# WHAT TO WORK ON
Across all the lines below, how many contain the string "JSON"? Please reply with the number only.

— start of ENTRIES SUPPLIED —

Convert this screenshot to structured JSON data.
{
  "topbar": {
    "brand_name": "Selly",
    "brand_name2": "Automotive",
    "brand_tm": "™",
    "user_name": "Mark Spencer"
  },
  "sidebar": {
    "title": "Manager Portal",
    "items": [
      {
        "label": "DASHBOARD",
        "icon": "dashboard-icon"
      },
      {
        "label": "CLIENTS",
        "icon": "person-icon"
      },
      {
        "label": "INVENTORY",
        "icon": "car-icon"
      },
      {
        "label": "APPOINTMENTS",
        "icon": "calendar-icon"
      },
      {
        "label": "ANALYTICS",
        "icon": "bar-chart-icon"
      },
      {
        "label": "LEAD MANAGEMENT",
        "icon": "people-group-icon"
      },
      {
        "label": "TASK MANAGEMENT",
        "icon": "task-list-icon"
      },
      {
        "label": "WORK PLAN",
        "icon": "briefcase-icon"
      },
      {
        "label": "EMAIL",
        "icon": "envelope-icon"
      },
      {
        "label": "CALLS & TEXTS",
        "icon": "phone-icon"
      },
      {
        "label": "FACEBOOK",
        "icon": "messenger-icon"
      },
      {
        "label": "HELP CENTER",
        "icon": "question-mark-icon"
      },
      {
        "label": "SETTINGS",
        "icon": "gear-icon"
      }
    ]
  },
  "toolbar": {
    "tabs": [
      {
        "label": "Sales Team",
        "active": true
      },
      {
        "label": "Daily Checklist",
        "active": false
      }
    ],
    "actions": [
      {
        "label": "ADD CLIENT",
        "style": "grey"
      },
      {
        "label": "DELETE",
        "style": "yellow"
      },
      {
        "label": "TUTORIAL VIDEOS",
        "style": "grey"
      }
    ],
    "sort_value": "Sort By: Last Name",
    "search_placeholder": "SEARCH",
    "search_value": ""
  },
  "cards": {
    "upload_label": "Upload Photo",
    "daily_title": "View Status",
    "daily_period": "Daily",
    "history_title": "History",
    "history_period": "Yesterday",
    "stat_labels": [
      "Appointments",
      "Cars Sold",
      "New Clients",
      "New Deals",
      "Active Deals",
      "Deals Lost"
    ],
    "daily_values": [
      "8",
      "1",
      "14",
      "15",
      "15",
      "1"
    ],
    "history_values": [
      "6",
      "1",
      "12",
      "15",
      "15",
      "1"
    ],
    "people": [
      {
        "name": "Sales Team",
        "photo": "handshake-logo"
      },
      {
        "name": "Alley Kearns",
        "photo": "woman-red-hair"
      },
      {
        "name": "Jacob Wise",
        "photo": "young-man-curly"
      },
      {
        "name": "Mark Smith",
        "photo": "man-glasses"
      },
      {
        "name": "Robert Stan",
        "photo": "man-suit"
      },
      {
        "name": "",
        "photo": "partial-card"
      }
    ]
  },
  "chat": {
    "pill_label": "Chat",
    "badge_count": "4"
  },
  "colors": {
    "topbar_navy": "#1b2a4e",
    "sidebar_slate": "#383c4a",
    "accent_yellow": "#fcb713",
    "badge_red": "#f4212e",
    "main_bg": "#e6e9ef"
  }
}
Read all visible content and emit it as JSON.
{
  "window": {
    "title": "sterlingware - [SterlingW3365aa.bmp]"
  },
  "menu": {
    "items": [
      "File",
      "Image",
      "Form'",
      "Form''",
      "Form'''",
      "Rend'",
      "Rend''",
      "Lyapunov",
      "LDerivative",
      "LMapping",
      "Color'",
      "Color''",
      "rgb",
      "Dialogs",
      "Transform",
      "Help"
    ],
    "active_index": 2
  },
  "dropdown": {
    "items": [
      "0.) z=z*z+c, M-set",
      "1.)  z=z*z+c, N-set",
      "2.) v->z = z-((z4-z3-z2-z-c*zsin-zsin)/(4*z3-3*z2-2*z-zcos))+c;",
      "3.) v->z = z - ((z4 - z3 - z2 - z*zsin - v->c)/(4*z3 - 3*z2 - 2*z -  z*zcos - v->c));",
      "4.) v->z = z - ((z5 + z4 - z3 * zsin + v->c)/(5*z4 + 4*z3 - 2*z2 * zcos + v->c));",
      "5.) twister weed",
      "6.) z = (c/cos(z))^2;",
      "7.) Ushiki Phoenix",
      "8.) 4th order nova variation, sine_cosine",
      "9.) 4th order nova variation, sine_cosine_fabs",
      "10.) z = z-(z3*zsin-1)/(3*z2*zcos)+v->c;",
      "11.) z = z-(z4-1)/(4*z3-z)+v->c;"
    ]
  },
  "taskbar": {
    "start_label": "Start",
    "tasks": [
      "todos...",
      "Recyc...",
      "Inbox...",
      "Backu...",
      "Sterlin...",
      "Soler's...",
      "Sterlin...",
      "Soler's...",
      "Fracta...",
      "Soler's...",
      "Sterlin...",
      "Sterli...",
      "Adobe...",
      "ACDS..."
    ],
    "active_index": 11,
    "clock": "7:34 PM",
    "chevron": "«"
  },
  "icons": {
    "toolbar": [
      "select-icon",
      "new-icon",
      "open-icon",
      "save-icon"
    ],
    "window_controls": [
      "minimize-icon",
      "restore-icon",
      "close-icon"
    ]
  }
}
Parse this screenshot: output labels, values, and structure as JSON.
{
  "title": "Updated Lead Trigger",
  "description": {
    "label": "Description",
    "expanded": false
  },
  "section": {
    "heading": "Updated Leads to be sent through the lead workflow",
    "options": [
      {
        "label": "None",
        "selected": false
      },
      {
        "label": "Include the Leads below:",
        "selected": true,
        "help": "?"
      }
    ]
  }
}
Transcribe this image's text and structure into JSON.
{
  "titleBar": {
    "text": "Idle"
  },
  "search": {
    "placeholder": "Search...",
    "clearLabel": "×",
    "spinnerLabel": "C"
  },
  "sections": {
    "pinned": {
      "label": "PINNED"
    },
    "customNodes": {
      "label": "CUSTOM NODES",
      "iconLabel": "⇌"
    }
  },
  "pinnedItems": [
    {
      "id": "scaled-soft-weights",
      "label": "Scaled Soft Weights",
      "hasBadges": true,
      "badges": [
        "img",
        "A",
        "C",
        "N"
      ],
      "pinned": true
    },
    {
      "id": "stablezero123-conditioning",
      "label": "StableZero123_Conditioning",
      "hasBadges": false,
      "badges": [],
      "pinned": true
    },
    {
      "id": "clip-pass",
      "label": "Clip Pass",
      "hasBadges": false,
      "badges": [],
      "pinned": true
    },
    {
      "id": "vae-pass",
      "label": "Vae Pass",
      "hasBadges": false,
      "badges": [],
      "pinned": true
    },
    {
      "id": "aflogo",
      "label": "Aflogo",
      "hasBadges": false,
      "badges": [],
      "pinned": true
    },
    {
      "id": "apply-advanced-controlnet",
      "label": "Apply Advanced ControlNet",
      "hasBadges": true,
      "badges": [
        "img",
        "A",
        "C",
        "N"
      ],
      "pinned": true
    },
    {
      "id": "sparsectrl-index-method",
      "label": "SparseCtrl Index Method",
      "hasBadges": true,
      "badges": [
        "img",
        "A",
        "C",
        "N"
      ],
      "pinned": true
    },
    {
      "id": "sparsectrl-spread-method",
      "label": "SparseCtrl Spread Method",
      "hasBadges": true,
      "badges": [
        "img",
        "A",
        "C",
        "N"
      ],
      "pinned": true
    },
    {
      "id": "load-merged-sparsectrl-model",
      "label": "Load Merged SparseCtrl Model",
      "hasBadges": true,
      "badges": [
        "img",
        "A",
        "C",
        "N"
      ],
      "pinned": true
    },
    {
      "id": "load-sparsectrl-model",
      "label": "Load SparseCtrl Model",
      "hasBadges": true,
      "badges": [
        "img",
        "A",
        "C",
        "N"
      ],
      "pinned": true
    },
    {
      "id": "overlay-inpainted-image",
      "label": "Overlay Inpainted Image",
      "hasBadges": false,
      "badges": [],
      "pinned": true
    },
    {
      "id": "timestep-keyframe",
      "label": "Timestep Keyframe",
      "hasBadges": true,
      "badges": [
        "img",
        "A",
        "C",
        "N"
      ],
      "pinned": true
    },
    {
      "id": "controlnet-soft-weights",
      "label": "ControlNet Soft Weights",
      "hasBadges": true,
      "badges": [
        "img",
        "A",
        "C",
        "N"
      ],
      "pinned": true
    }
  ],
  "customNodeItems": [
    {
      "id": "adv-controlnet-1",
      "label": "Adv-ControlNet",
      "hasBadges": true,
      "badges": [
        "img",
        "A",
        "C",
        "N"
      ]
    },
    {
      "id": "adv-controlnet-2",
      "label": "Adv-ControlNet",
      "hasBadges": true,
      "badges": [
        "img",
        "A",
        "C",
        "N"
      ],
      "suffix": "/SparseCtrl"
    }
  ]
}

— end of ENTRIES SUPPLIED —

# THE SOLUTION
4